TASK STATEMENT: Quote the records that follow in full and exactly; leave out the pictures.

Records contained in a dataset:
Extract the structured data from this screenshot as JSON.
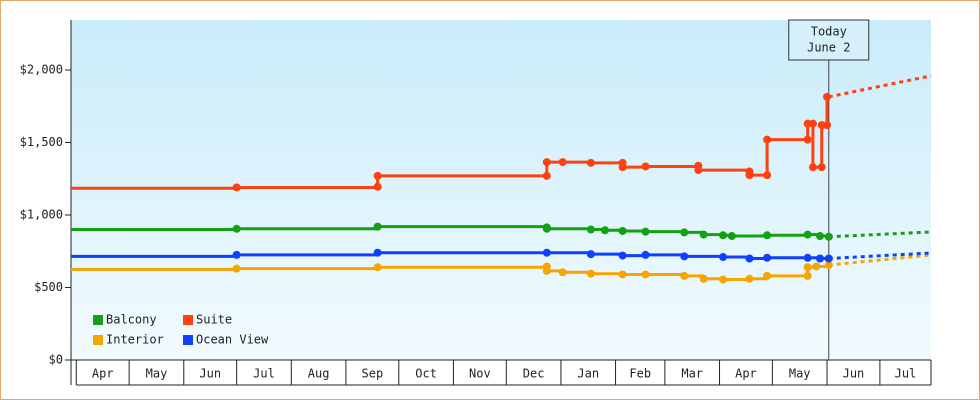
{
  "chart_data": {
    "type": "step",
    "xlim": [
      -3,
      485
    ],
    "ylim": [
      0,
      2345
    ],
    "xticks": [
      {
        "value": 0,
        "label": "Apr"
      },
      {
        "value": 30,
        "label": "May"
      },
      {
        "value": 61,
        "label": "Jun"
      },
      {
        "value": 91,
        "label": "Jul"
      },
      {
        "value": 122,
        "label": "Aug"
      },
      {
        "value": 153,
        "label": "Sep"
      },
      {
        "value": 183,
        "label": "Oct"
      },
      {
        "value": 214,
        "label": "Nov"
      },
      {
        "value": 244,
        "label": "Dec"
      },
      {
        "value": 275,
        "label": "Jan"
      },
      {
        "value": 306,
        "label": "Feb"
      },
      {
        "value": 334,
        "label": "Mar"
      },
      {
        "value": 365,
        "label": "Apr"
      },
      {
        "value": 395,
        "label": "May"
      },
      {
        "value": 426,
        "label": "Jun"
      },
      {
        "value": 456,
        "label": "Jul"
      }
    ],
    "yticks": [
      {
        "value": 0,
        "label": "$0"
      },
      {
        "value": 500,
        "label": "$500"
      },
      {
        "value": 1000,
        "label": "$1,000"
      },
      {
        "value": 1500,
        "label": "$1,500"
      },
      {
        "value": 2000,
        "label": "$2,000"
      }
    ],
    "annotation": {
      "lines": [
        "Today",
        "June 2"
      ],
      "x": 427
    },
    "series": [
      {
        "name": "Balcony",
        "color": "#13a013",
        "x": [
          -3,
          91,
          171,
          267,
          267,
          292,
          300,
          310,
          323,
          345,
          356,
          367,
          372,
          392,
          415,
          422,
          427
        ],
        "values": [
          900,
          905,
          920,
          915,
          905,
          900,
          895,
          890,
          885,
          880,
          865,
          860,
          855,
          860,
          865,
          855,
          850
        ],
        "projection": {
          "x": [
            427,
            485
          ],
          "values": [
            850,
            883
          ]
        }
      },
      {
        "name": "Suite",
        "color": "#ff4010",
        "x": [
          -3,
          91,
          171,
          171,
          267,
          267,
          276,
          292,
          310,
          310,
          323,
          353,
          353,
          382,
          382,
          392,
          392,
          415,
          415,
          418,
          418,
          423,
          423,
          426,
          426
        ],
        "values": [
          1185,
          1190,
          1195,
          1270,
          1270,
          1365,
          1365,
          1360,
          1360,
          1330,
          1335,
          1340,
          1310,
          1300,
          1275,
          1275,
          1520,
          1520,
          1630,
          1630,
          1330,
          1330,
          1620,
          1620,
          1815
        ],
        "projection": {
          "x": [
            427,
            485
          ],
          "values": [
            1815,
            1960
          ]
        }
      },
      {
        "name": "Interior",
        "color": "#f8a400",
        "x": [
          -3,
          91,
          171,
          267,
          267,
          276,
          292,
          310,
          323,
          345,
          356,
          367,
          382,
          392,
          415,
          415,
          420,
          427
        ],
        "values": [
          625,
          630,
          640,
          645,
          615,
          605,
          595,
          590,
          590,
          580,
          560,
          555,
          560,
          580,
          580,
          640,
          645,
          655
        ],
        "projection": {
          "x": [
            427,
            485
          ],
          "values": [
            655,
            724
          ]
        }
      },
      {
        "name": "Ocean View",
        "color": "#1040ff",
        "x": [
          -3,
          91,
          171,
          267,
          292,
          310,
          323,
          345,
          367,
          382,
          392,
          415,
          422,
          427
        ],
        "values": [
          715,
          725,
          740,
          740,
          730,
          720,
          725,
          715,
          710,
          700,
          705,
          705,
          700,
          700
        ],
        "projection": {
          "x": [
            427,
            485
          ],
          "values": [
            700,
            738
          ]
        }
      }
    ]
  }
}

EXPECTED ANSWER:
Extract the structured data from this screenshot as JSON.
{
  "chart_data": {
    "type": "step",
    "xlim": [
      -3,
      485
    ],
    "ylim": [
      0,
      2345
    ],
    "xticks": [
      {
        "value": 0,
        "label": "Apr"
      },
      {
        "value": 30,
        "label": "May"
      },
      {
        "value": 61,
        "label": "Jun"
      },
      {
        "value": 91,
        "label": "Jul"
      },
      {
        "value": 122,
        "label": "Aug"
      },
      {
        "value": 153,
        "label": "Sep"
      },
      {
        "value": 183,
        "label": "Oct"
      },
      {
        "value": 214,
        "label": "Nov"
      },
      {
        "value": 244,
        "label": "Dec"
      },
      {
        "value": 275,
        "label": "Jan"
      },
      {
        "value": 306,
        "label": "Feb"
      },
      {
        "value": 334,
        "label": "Mar"
      },
      {
        "value": 365,
        "label": "Apr"
      },
      {
        "value": 395,
        "label": "May"
      },
      {
        "value": 426,
        "label": "Jun"
      },
      {
        "value": 456,
        "label": "Jul"
      }
    ],
    "yticks": [
      {
        "value": 0,
        "label": "$0"
      },
      {
        "value": 500,
        "label": "$500"
      },
      {
        "value": 1000,
        "label": "$1,000"
      },
      {
        "value": 1500,
        "label": "$1,500"
      },
      {
        "value": 2000,
        "label": "$2,000"
      }
    ],
    "annotation": {
      "lines": [
        "Today",
        "June 2"
      ],
      "x": 427
    },
    "series": [
      {
        "name": "Balcony",
        "color": "#13a013",
        "x": [
          -3,
          91,
          171,
          267,
          267,
          292,
          300,
          310,
          323,
          345,
          356,
          367,
          372,
          392,
          415,
          422,
          427
        ],
        "values": [
          900,
          905,
          920,
          915,
          905,
          900,
          895,
          890,
          885,
          880,
          865,
          860,
          855,
          860,
          865,
          855,
          850
        ],
        "projection": {
          "x": [
            427,
            485
          ],
          "values": [
            850,
            883
          ]
        }
      },
      {
        "name": "Suite",
        "color": "#ff4010",
        "x": [
          -3,
          91,
          171,
          171,
          267,
          267,
          276,
          292,
          310,
          310,
          323,
          353,
          353,
          382,
          382,
          392,
          392,
          415,
          415,
          418,
          418,
          423,
          423,
          426,
          426
        ],
        "values": [
          1185,
          1190,
          1195,
          1270,
          1270,
          1365,
          1365,
          1360,
          1360,
          1330,
          1335,
          1340,
          1310,
          1300,
          1275,
          1275,
          1520,
          1520,
          1630,
          1630,
          1330,
          1330,
          1620,
          1620,
          1815
        ],
        "projection": {
          "x": [
            427,
            485
          ],
          "values": [
            1815,
            1960
          ]
        }
      },
      {
        "name": "Interior",
        "color": "#f8a400",
        "x": [
          -3,
          91,
          171,
          267,
          267,
          276,
          292,
          310,
          323,
          345,
          356,
          367,
          382,
          392,
          415,
          415,
          420,
          427
        ],
        "values": [
          625,
          630,
          640,
          645,
          615,
          605,
          595,
          590,
          590,
          580,
          560,
          555,
          560,
          580,
          580,
          640,
          645,
          655
        ],
        "projection": {
          "x": [
            427,
            485
          ],
          "values": [
            655,
            724
          ]
        }
      },
      {
        "name": "Ocean View",
        "color": "#1040ff",
        "x": [
          -3,
          91,
          171,
          267,
          292,
          310,
          323,
          345,
          367,
          382,
          392,
          415,
          422,
          427
        ],
        "values": [
          715,
          725,
          740,
          740,
          730,
          720,
          725,
          715,
          710,
          700,
          705,
          705,
          700,
          700
        ],
        "projection": {
          "x": [
            427,
            485
          ],
          "values": [
            700,
            738
          ]
        }
      }
    ]
  }
}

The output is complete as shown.